▸ Written task
Make an exact copy of the entries below.

▸ Figure dataset records
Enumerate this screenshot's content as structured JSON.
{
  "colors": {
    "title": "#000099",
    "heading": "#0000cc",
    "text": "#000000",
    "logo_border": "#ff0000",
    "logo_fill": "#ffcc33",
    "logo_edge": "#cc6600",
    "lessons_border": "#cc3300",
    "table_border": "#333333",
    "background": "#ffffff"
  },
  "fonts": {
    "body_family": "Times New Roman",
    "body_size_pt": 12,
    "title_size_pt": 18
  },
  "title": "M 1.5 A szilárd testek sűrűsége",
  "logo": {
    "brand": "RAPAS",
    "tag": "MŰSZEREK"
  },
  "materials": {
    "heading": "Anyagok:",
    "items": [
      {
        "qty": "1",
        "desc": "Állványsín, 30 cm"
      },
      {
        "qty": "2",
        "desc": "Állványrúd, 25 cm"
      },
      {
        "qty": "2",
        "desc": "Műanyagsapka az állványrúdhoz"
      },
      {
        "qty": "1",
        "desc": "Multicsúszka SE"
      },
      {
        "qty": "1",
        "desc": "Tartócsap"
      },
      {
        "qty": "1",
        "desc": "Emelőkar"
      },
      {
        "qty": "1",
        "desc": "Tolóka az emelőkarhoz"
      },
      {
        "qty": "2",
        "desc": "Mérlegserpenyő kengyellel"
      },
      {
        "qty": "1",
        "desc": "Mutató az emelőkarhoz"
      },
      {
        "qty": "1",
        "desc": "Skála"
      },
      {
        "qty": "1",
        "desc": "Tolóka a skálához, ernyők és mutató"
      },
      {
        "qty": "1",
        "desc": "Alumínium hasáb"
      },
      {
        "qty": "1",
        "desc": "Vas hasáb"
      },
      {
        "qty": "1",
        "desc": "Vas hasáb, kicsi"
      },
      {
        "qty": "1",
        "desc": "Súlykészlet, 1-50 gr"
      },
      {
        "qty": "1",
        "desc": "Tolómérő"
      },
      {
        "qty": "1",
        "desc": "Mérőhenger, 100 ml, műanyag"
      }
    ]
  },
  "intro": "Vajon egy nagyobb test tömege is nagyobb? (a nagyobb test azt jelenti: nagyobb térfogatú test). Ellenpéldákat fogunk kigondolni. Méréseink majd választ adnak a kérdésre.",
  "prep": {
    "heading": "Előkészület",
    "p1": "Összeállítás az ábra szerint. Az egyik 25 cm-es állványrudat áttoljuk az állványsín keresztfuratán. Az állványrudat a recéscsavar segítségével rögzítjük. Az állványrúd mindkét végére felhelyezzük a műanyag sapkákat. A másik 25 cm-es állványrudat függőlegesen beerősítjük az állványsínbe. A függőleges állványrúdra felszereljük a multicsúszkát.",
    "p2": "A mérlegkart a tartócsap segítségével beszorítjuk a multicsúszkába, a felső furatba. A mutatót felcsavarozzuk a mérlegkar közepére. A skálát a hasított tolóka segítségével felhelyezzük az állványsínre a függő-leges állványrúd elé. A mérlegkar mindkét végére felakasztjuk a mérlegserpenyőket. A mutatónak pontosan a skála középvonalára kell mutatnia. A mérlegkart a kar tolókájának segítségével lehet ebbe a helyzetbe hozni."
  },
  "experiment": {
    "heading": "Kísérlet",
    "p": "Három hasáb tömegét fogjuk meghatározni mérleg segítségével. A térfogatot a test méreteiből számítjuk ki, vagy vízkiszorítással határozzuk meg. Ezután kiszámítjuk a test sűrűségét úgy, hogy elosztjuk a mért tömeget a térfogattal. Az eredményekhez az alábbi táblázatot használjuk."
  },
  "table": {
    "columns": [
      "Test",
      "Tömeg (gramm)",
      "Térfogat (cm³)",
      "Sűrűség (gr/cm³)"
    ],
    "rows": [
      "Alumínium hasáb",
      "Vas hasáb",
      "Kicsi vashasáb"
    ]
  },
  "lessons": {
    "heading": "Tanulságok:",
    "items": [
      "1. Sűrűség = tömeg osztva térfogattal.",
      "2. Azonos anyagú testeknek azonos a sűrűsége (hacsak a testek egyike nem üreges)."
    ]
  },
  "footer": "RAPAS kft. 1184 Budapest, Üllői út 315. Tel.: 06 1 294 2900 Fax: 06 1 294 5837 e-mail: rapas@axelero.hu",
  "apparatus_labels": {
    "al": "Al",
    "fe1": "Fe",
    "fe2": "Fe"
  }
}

▸ Task answer
Enumerate this screenshot's content as structured JSON.
{
  "colors": {
    "title": "#000099",
    "heading": "#0000cc",
    "text": "#000000",
    "logo_border": "#ff0000",
    "logo_fill": "#ffcc33",
    "logo_edge": "#cc6600",
    "lessons_border": "#cc3300",
    "table_border": "#333333",
    "background": "#ffffff"
  },
  "fonts": {
    "body_family": "Times New Roman",
    "body_size_pt": 12,
    "title_size_pt": 18
  },
  "title": "M 1.5 A szilárd testek sűrűsége",
  "logo": {
    "brand": "RAPAS",
    "tag": "MŰSZEREK"
  },
  "materials": {
    "heading": "Anyagok:",
    "items": [
      {
        "qty": "1",
        "desc": "Állványsín, 30 cm"
      },
      {
        "qty": "2",
        "desc": "Állványrúd, 25 cm"
      },
      {
        "qty": "2",
        "desc": "Műanyagsapka az állványrúdhoz"
      },
      {
        "qty": "1",
        "desc": "Multicsúszka SE"
      },
      {
        "qty": "1",
        "desc": "Tartócsap"
      },
      {
        "qty": "1",
        "desc": "Emelőkar"
      },
      {
        "qty": "1",
        "desc": "Tolóka az emelőkarhoz"
      },
      {
        "qty": "2",
        "desc": "Mérlegserpenyő kengyellel"
      },
      {
        "qty": "1",
        "desc": "Mutató az emelőkarhoz"
      },
      {
        "qty": "1",
        "desc": "Skála"
      },
      {
        "qty": "1",
        "desc": "Tolóka a skálához, ernyők és mutató"
      },
      {
        "qty": "1",
        "desc": "Alumínium hasáb"
      },
      {
        "qty": "1",
        "desc": "Vas hasáb"
      },
      {
        "qty": "1",
        "desc": "Vas hasáb, kicsi"
      },
      {
        "qty": "1",
        "desc": "Súlykészlet, 1-50 gr"
      },
      {
        "qty": "1",
        "desc": "Tolómérő"
      },
      {
        "qty": "1",
        "desc": "Mérőhenger, 100 ml, műanyag"
      }
    ]
  },
  "intro": "Vajon egy nagyobb test tömege is nagyobb? (a nagyobb test azt jelenti: nagyobb térfogatú test). Ellenpéldákat fogunk kigondolni. Méréseink majd választ adnak a kérdésre.",
  "prep": {
    "heading": "Előkészület",
    "p1": "Összeállítás az ábra szerint. Az egyik 25 cm-es állványrudat áttoljuk az állványsín keresztfuratán. Az állványrudat a recéscsavar segítségével rögzítjük. Az állványrúd mindkét végére felhelyezzük a műanyag sapkákat. A másik 25 cm-es állványrudat függőlegesen beerősítjük az állványsínbe. A függőleges állványrúdra felszereljük a multicsúszkát.",
    "p2": "A mérlegkart a tartócsap segítségével beszorítjuk a multicsúszkába, a felső furatba. A mutatót felcsavarozzuk a mérlegkar közepére. A skálát a hasított tolóka segítségével felhelyezzük az állványsínre a függő-leges állványrúd elé. A mérlegkar mindkét végére felakasztjuk a mérlegserpenyőket. A mutatónak pontosan a skála középvonalára kell mutatnia. A mérlegkart a kar tolókájának segítségével lehet ebbe a helyzetbe hozni."
  },
  "experiment": {
    "heading": "Kísérlet",
    "p": "Három hasáb tömegét fogjuk meghatározni mérleg segítségével. A térfogatot a test méreteiből számítjuk ki, vagy vízkiszorítással határozzuk meg. Ezután kiszámítjuk a test sűrűségét úgy, hogy elosztjuk a mért tömeget a térfogattal. Az eredményekhez az alábbi táblázatot használjuk."
  },
  "table": {
    "columns": [
      "Test",
      "Tömeg (gramm)",
      "Térfogat (cm³)",
      "Sűrűség (gr/cm³)"
    ],
    "rows": [
      "Alumínium hasáb",
      "Vas hasáb",
      "Kicsi vashasáb"
    ]
  },
  "lessons": {
    "heading": "Tanulságok:",
    "items": [
      "1. Sűrűség = tömeg osztva térfogattal.",
      "2. Azonos anyagú testeknek azonos a sűrűsége (hacsak a testek egyike nem üreges)."
    ]
  },
  "footer": "RAPAS kft. 1184 Budapest, Üllői út 315. Tel.: 06 1 294 2900 Fax: 06 1 294 5837 e-mail: rapas@axelero.hu",
  "apparatus_labels": {
    "al": "Al",
    "fe1": "Fe",
    "fe2": "Fe"
  }
}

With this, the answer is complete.